Given problem: Wherever a line below holds the word "JSON", copy that line.

(Rows from a figure dataset)
········
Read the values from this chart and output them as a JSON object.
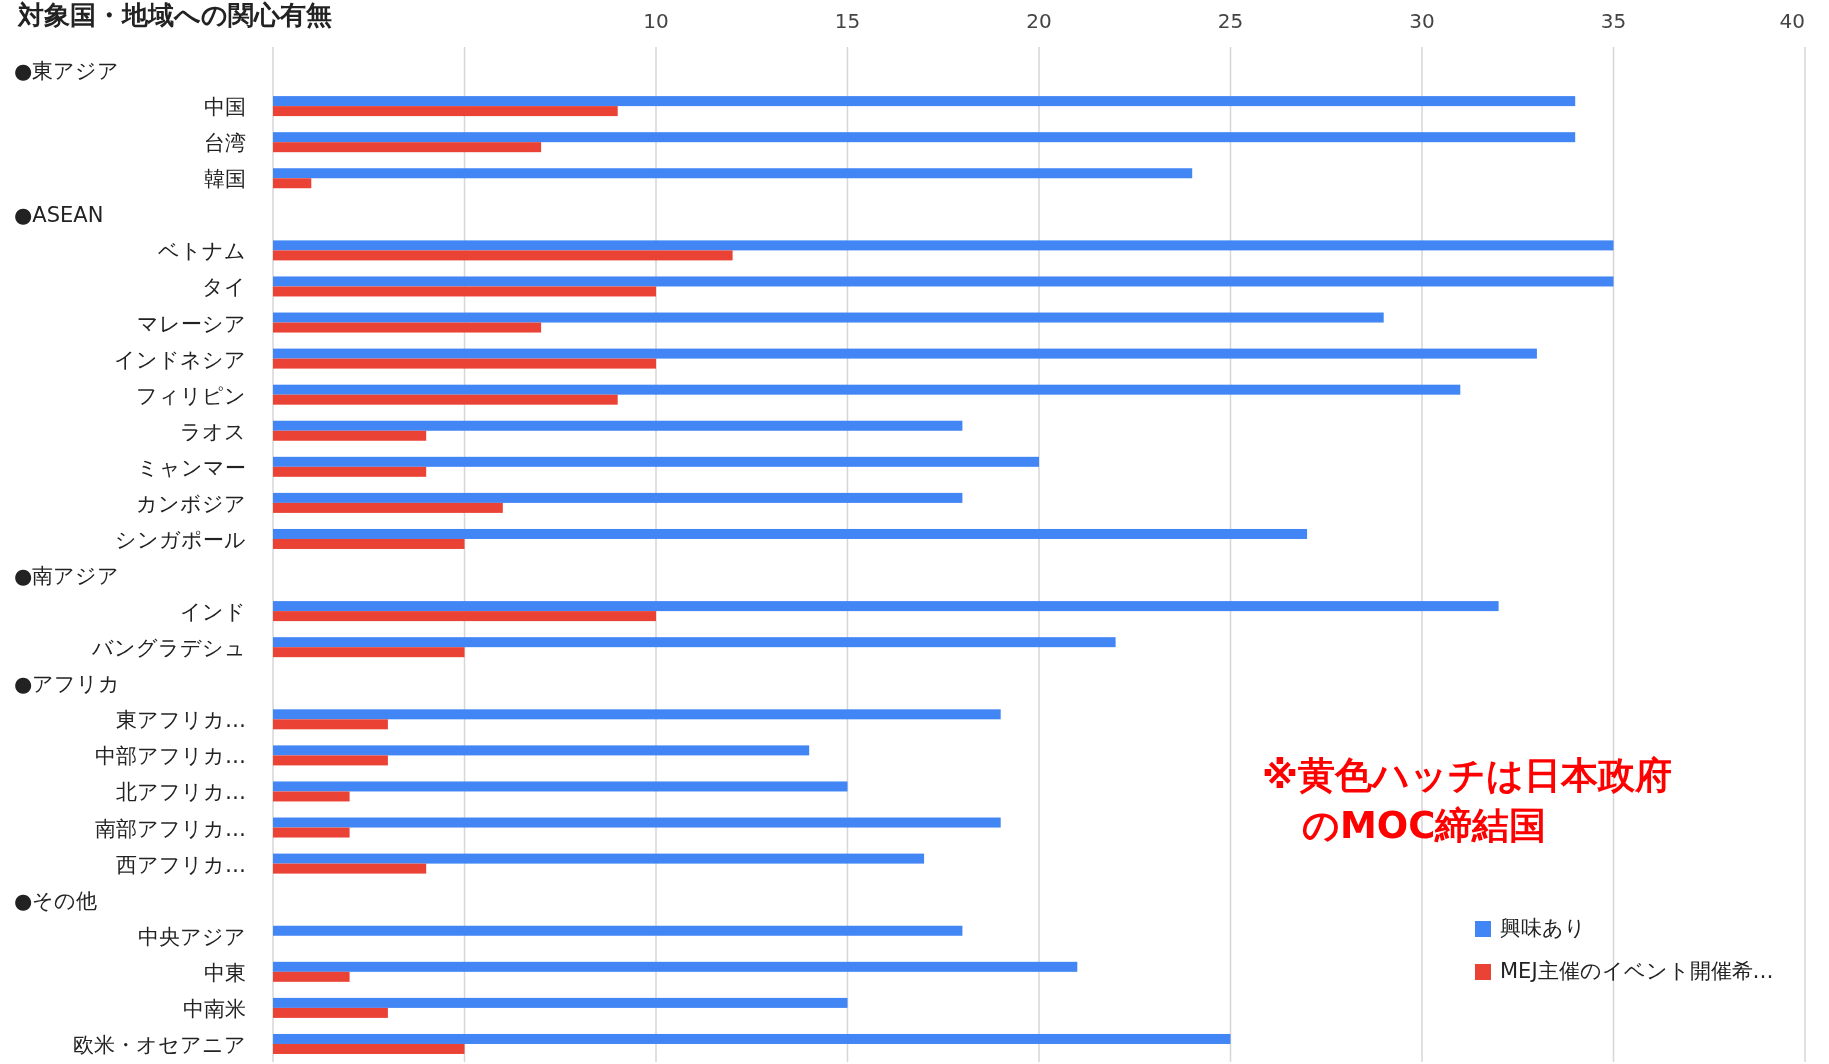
{
  "chart_data": {
    "type": "bar",
    "orientation": "horizontal",
    "title": "対象国・地域への関心有無",
    "categories": [
      null,
      "中国",
      "台湾",
      "韓国",
      null,
      "ベトナム",
      "タイ",
      "マレーシア",
      "インドネシア",
      "フィリピン",
      "ラオス",
      "ミャンマー",
      "カンボジア",
      "シンガポール",
      null,
      "インド",
      "バングラデシュ",
      null,
      "東アフリカ…",
      "中部アフリカ…",
      "北アフリカ…",
      "南部アフリカ…",
      "西アフリカ…",
      null,
      "中央アジア",
      "中東",
      "中南米",
      "欧米・オセアニア"
    ],
    "series": [
      {
        "name": "興味あり",
        "color": "#4285f4",
        "values": [
          null,
          34,
          34,
          24,
          null,
          35,
          35,
          29,
          33,
          31,
          18,
          20,
          18,
          27,
          null,
          32,
          22,
          null,
          19,
          14,
          15,
          19,
          17,
          null,
          18,
          21,
          15,
          25
        ]
      },
      {
        "name": "MEJ主催のイベント開催希…",
        "color": "#ea4335",
        "values": [
          null,
          9,
          7,
          1,
          null,
          12,
          10,
          7,
          10,
          9,
          4,
          4,
          6,
          5,
          null,
          10,
          5,
          null,
          3,
          3,
          2,
          2,
          4,
          null,
          0,
          2,
          3,
          5
        ]
      }
    ],
    "xlim": [
      0,
      40
    ],
    "xticks": [
      {
        "value": 0,
        "label": null
      },
      {
        "value": 5,
        "label": null
      },
      10,
      15,
      20,
      25,
      30,
      35,
      40
    ],
    "grid": "x",
    "legend": "bottom right",
    "annotations": [
      "●東アジア",
      "●ASEAN",
      "●南アジア",
      "●アフリカ",
      "●その他",
      "※黄色ハッチは日本政府",
      "のMOC締結国"
    ]
  }
}
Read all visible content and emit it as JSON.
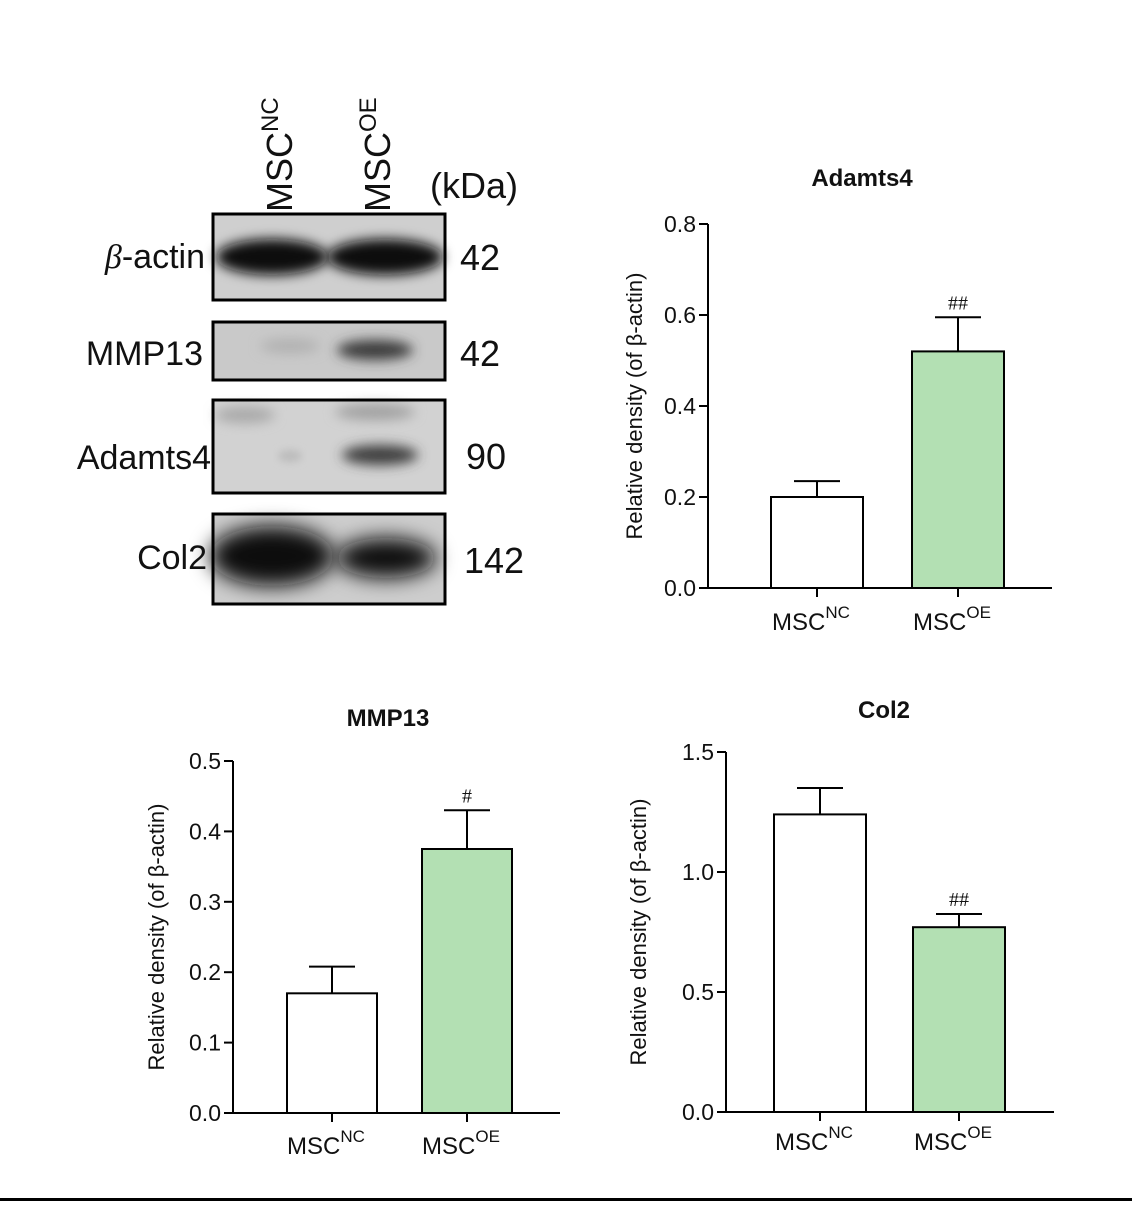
········
Final result:
Read the values from this chart and output them as a JSON object.
Read all visible content and emit it as JSON.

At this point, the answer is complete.